Directions for this task:
Only the pictures are to be left out; set down the rest of the records exactly.

[Start Dataset excerpts]

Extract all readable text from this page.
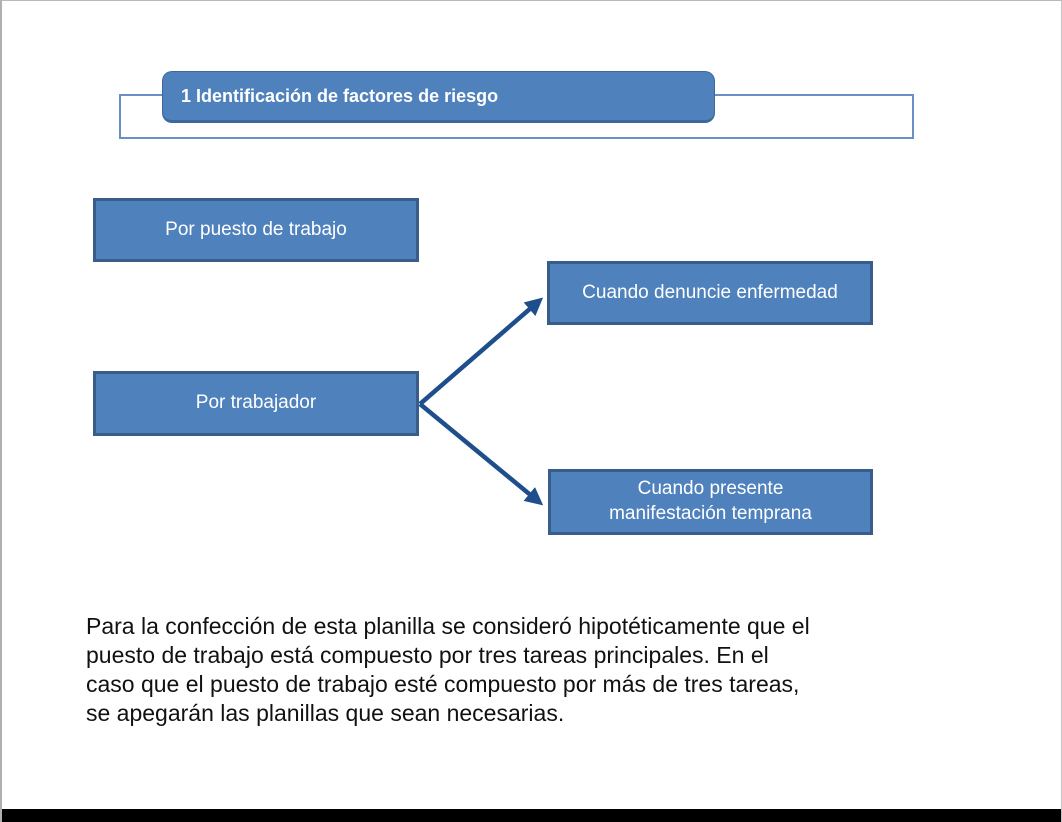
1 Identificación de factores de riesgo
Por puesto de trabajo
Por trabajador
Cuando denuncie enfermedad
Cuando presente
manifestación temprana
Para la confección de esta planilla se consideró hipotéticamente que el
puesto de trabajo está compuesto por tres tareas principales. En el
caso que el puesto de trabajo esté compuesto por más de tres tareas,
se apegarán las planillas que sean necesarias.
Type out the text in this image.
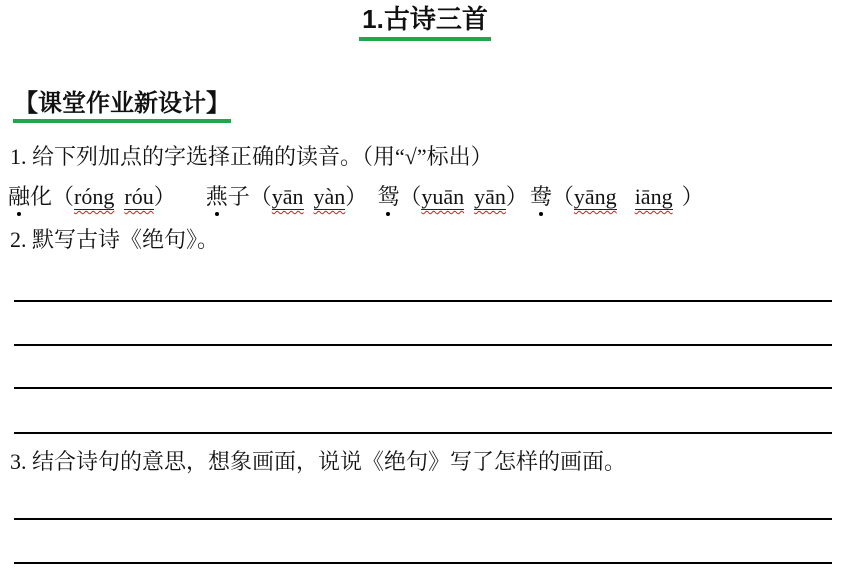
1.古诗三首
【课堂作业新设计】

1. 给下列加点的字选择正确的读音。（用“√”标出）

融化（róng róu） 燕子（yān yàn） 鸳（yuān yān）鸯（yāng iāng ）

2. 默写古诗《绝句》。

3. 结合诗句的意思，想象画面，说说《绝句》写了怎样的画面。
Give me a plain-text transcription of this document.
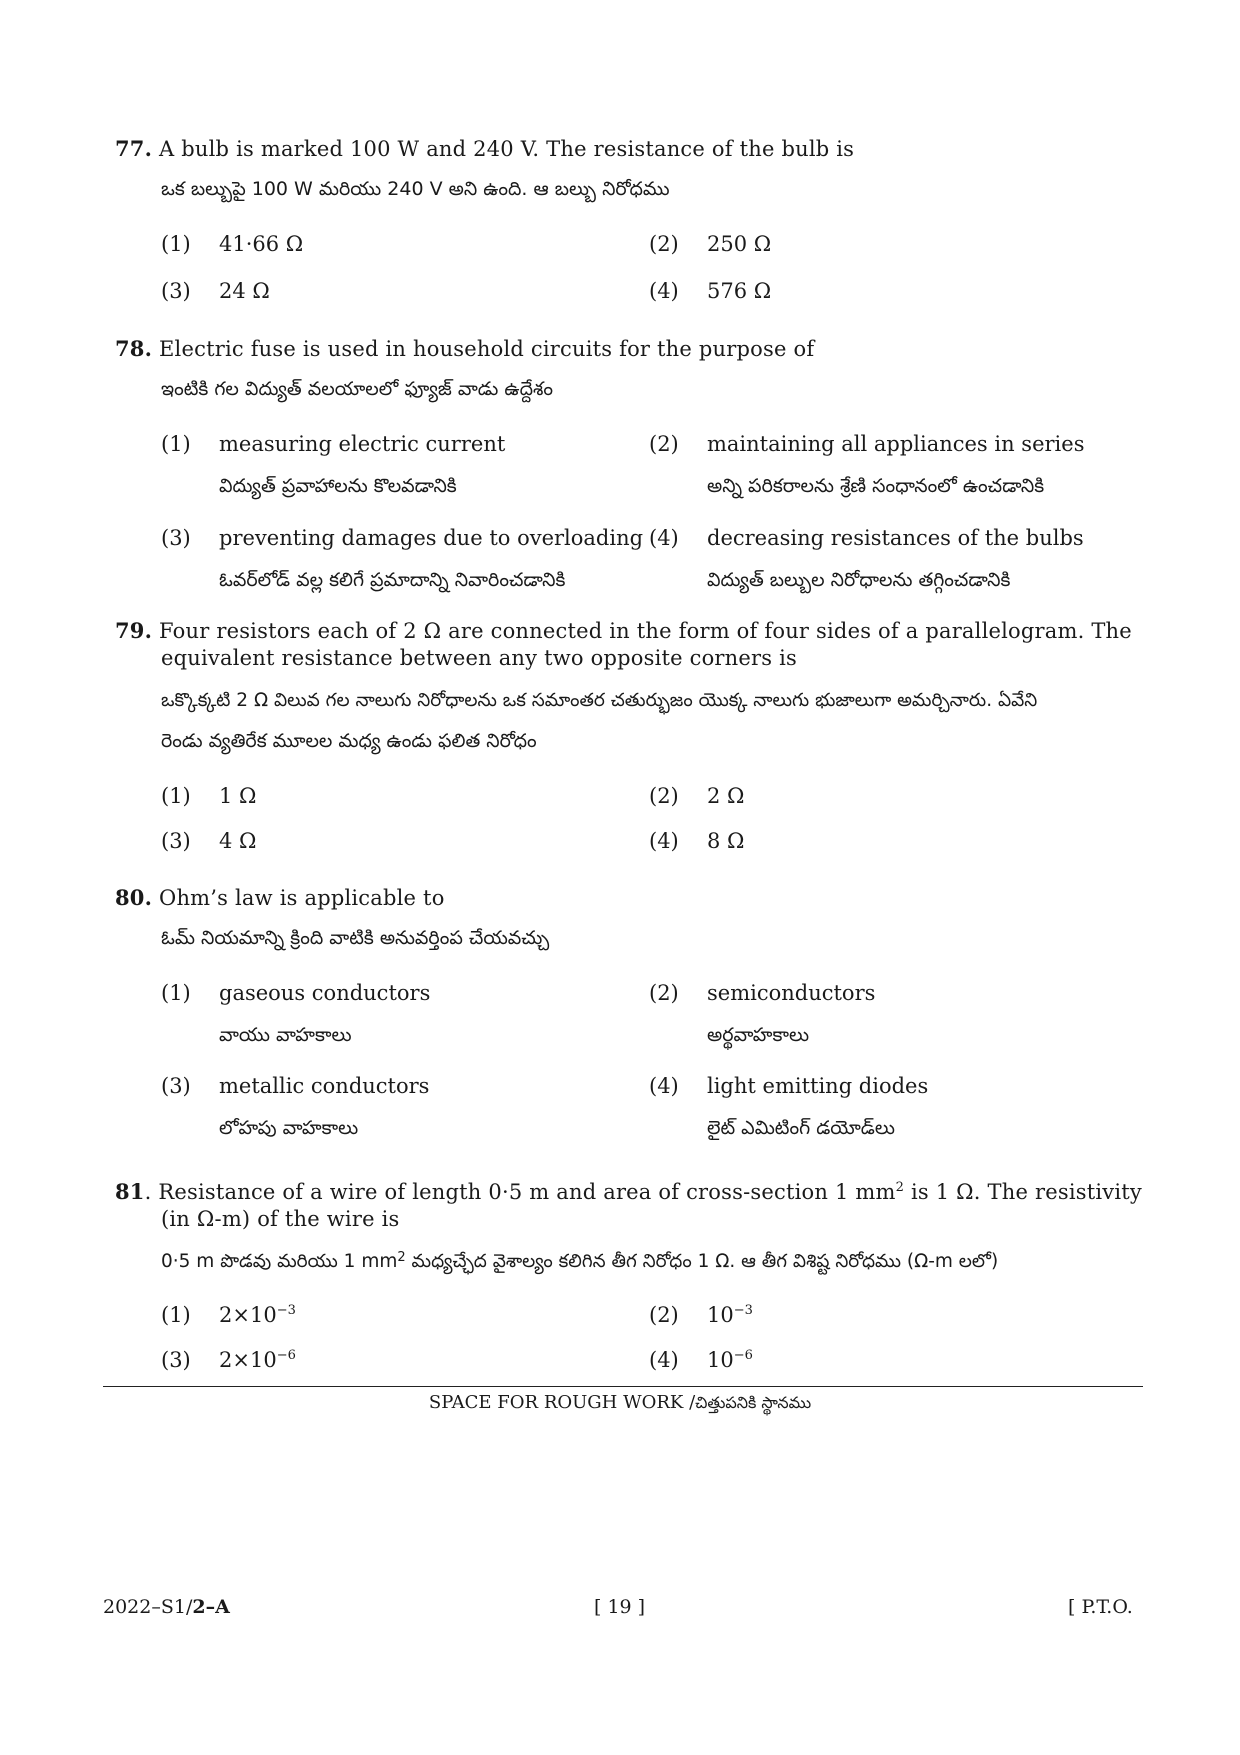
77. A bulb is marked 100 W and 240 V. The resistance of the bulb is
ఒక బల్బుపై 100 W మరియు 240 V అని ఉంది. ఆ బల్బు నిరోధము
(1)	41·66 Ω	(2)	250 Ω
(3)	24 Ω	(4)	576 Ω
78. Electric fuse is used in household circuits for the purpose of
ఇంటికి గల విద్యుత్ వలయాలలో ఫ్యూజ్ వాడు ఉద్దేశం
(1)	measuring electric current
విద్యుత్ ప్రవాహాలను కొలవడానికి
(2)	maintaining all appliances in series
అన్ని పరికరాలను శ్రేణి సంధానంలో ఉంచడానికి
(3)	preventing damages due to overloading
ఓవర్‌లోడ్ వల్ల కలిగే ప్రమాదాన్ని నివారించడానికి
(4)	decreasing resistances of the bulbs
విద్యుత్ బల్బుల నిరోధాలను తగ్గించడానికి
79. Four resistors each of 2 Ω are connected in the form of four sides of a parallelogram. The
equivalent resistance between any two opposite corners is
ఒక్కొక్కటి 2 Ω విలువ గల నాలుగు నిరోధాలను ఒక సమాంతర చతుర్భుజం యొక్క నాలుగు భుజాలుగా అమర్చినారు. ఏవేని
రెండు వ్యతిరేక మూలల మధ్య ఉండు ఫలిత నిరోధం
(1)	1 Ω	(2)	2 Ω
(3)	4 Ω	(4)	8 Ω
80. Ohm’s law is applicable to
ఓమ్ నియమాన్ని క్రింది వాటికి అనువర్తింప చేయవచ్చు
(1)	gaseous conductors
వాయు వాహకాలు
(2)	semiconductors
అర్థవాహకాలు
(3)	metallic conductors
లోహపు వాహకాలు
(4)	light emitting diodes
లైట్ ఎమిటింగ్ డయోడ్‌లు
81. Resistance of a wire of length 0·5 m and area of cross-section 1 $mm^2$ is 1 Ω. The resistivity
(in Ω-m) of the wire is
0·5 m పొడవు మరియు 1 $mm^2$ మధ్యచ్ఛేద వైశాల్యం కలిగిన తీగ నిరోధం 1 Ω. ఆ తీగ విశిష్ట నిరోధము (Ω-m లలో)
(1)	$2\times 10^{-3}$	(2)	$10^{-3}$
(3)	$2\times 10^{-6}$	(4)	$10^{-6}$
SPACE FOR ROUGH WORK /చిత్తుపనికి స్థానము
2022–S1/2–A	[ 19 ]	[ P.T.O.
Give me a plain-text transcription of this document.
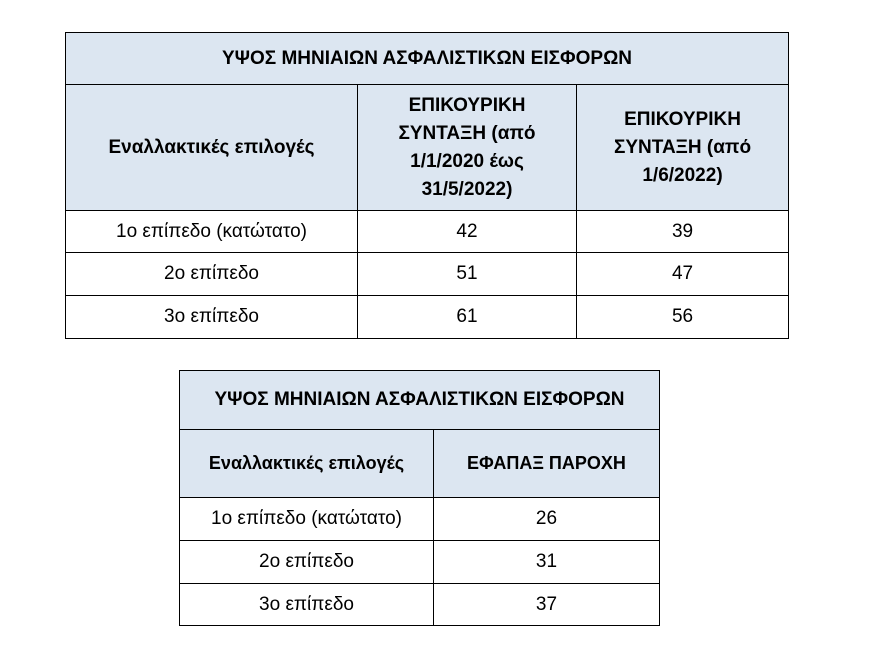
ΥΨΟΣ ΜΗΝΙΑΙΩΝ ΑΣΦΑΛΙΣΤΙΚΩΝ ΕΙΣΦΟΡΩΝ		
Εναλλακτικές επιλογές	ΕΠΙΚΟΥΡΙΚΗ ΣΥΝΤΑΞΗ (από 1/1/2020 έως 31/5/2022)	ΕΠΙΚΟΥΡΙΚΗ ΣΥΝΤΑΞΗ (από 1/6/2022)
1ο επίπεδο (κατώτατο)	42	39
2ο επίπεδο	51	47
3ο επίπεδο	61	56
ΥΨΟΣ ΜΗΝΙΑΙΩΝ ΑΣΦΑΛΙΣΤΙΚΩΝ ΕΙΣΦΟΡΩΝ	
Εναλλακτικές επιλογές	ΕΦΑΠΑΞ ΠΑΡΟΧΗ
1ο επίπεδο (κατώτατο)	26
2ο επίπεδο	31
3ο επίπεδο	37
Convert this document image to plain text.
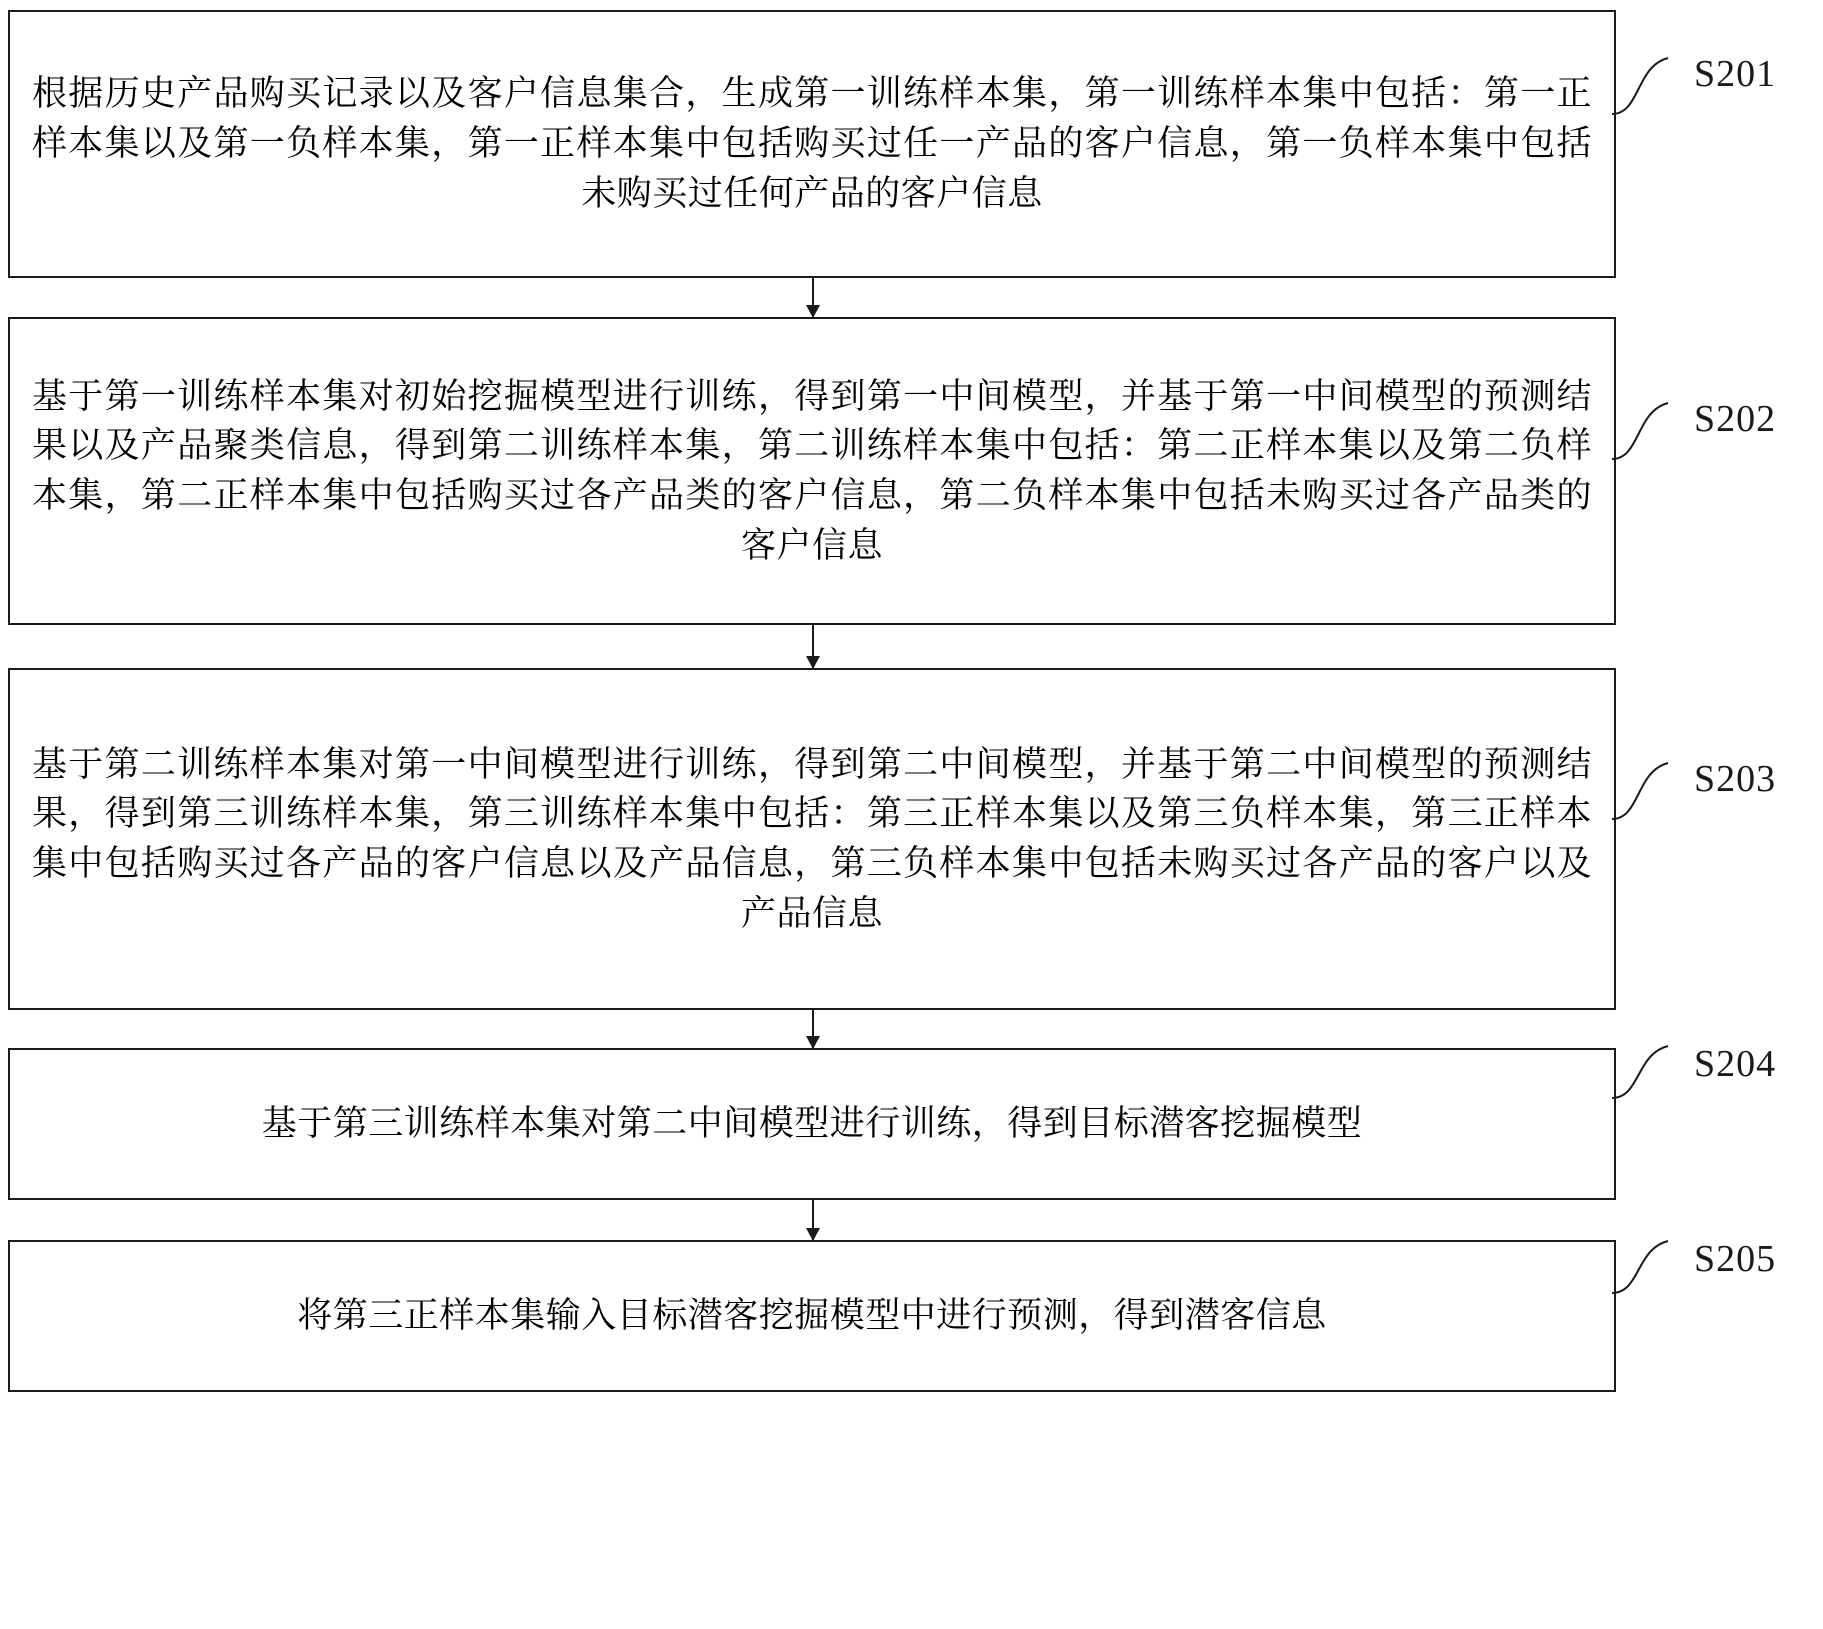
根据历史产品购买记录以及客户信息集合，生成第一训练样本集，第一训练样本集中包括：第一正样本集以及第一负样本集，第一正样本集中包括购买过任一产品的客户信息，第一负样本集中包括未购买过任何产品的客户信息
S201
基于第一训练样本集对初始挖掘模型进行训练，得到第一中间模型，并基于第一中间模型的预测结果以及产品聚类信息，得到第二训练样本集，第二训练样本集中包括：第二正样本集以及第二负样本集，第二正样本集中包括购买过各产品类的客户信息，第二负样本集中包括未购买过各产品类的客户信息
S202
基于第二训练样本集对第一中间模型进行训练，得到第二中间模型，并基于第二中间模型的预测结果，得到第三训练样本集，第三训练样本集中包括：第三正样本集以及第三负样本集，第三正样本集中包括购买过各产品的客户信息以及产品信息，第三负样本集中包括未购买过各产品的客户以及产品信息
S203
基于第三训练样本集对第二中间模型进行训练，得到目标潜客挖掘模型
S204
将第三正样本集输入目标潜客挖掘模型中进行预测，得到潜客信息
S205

[End Dataset excerpts]

The result:
Extract all readable text from this page.
1 Identificación de factores de riesgo
Por puesto de trabajo
Por trabajador
Cuando denuncie enfermedad
Cuando presente
manifestación temprana
Para la confección de esta planilla se consideró hipotéticamente que el
puesto de trabajo está compuesto por tres tareas principales. En el
caso que el puesto de trabajo esté compuesto por más de tres tareas,
se apegarán las planillas que sean necesarias.
Type out the text in this image.
1.古诗三首
【课堂作业新设计】

1. 给下列加点的字选择正确的读音。（用“√”标出）

融化（róng róu） 燕子（yān yàn） 鸳（yuān yān）鸯（yāng iāng ）

2. 默写古诗《绝句》。

3. 结合诗句的意思，想象画面，说说《绝句》写了怎样的画面。
Give me a plain-text transcription of this document.
77. A bulb is marked 100 W and 240 V. The resistance of the bulb is
ఒక బల్బుపై 100 W మరియు 240 V అని ఉంది. ఆ బల్బు నిరోధము
(1)	41·66 Ω	(2)	250 Ω
(3)	24 Ω	(4)	576 Ω
78. Electric fuse is used in household circuits for the purpose of
ఇంటికి గల విద్యుత్ వలయాలలో ఫ్యూజ్ వాడు ఉద్దేశం
(1)	measuring electric current
విద్యుత్ ప్రవాహాలను కొలవడానికి
(2)	maintaining all appliances in series
అన్ని పరికరాలను శ్రేణి సంధానంలో ఉంచడానికి
(3)	preventing damages due to overloading
ఓవర్‌లోడ్ వల్ల కలిగే ప్రమాదాన్ని నివారించడానికి
(4)	decreasing resistances of the bulbs
విద్యుత్ బల్బుల నిరోధాలను తగ్గించడానికి
79. Four resistors each of 2 Ω are connected in the form of four sides of a parallelogram. The
equivalent resistance between any two opposite corners is
ఒక్కొక్కటి 2 Ω విలువ గల నాలుగు నిరోధాలను ఒక సమాంతర చతుర్భుజం యొక్క నాలుగు భుజాలుగా అమర్చినారు. ఏవేని
రెండు వ్యతిరేక మూలల మధ్య ఉండు ఫలిత నిరోధం
(1)	1 Ω	(2)	2 Ω
(3)	4 Ω	(4)	8 Ω
80. Ohm’s law is applicable to
ఓమ్ నియమాన్ని క్రింది వాటికి అనువర్తింప చేయవచ్చు
(1)	gaseous conductors
వాయు వాహకాలు
(2)	semiconductors
అర్థవాహకాలు
(3)	metallic conductors
లోహపు వాహకాలు
(4)	light emitting diodes
లైట్ ఎమిటింగ్ డయోడ్‌లు
81. Resistance of a wire of length 0·5 m and area of cross-section 1 $mm^2$ is 1 Ω. The resistivity
(in Ω-m) of the wire is
0·5 m పొడవు మరియు 1 $mm^2$ మధ్యచ్ఛేద వైశాల్యం కలిగిన తీగ నిరోధం 1 Ω. ఆ తీగ విశిష్ట నిరోధము (Ω-m లలో)
(1)	$2\times 10^{-3}$	(2)	$10^{-3}$
(3)	$2\times 10^{-6}$	(4)	$10^{-6}$
SPACE FOR ROUGH WORK /చిత్తుపనికి స్థానము
2022–S1/2–A	[ 19 ]	[ P.T.O.
Give me a plain-text transcription of this document.
ΥΨΟΣ ΜΗΝΙΑΙΩΝ ΑΣΦΑΛΙΣΤΙΚΩΝ ΕΙΣΦΟΡΩΝ		
Εναλλακτικές επιλογές	ΕΠΙΚΟΥΡΙΚΗ ΣΥΝΤΑΞΗ (από 1/1/2020 έως 31/5/2022)	ΕΠΙΚΟΥΡΙΚΗ ΣΥΝΤΑΞΗ (από 1/6/2022)
1ο επίπεδο (κατώτατο)	42	39
2ο επίπεδο	51	47
3ο επίπεδο	61	56
ΥΨΟΣ ΜΗΝΙΑΙΩΝ ΑΣΦΑΛΙΣΤΙΚΩΝ ΕΙΣΦΟΡΩΝ	
Εναλλακτικές επιλογές	ΕΦΑΠΑΞ ΠΑΡΟΧΗ
1ο επίπεδο (κατώτατο)	26
2ο επίπεδο	31
3ο επίπεδο	37
Convert this document image to plain text.
根据历史产品购买记录以及客户信息集合，生成第一训练样本集，第一训练样本集中包括：第一正样本集以及第一负样本集，第一正样本集中包括购买过任一产品的客户信息，第一负样本集中包括未购买过任何产品的客户信息
S201
基于第一训练样本集对初始挖掘模型进行训练，得到第一中间模型，并基于第一中间模型的预测结果以及产品聚类信息，得到第二训练样本集，第二训练样本集中包括：第二正样本集以及第二负样本集，第二正样本集中包括购买过各产品类的客户信息，第二负样本集中包括未购买过各产品类的客户信息
S202
基于第二训练样本集对第一中间模型进行训练，得到第二中间模型，并基于第二中间模型的预测结果，得到第三训练样本集，第三训练样本集中包括：第三正样本集以及第三负样本集，第三正样本集中包括购买过各产品的客户信息以及产品信息，第三负样本集中包括未购买过各产品的客户以及产品信息
S203
基于第三训练样本集对第二中间模型进行训练，得到目标潜客挖掘模型
S204
将第三正样本集输入目标潜客挖掘模型中进行预测，得到潜客信息
S205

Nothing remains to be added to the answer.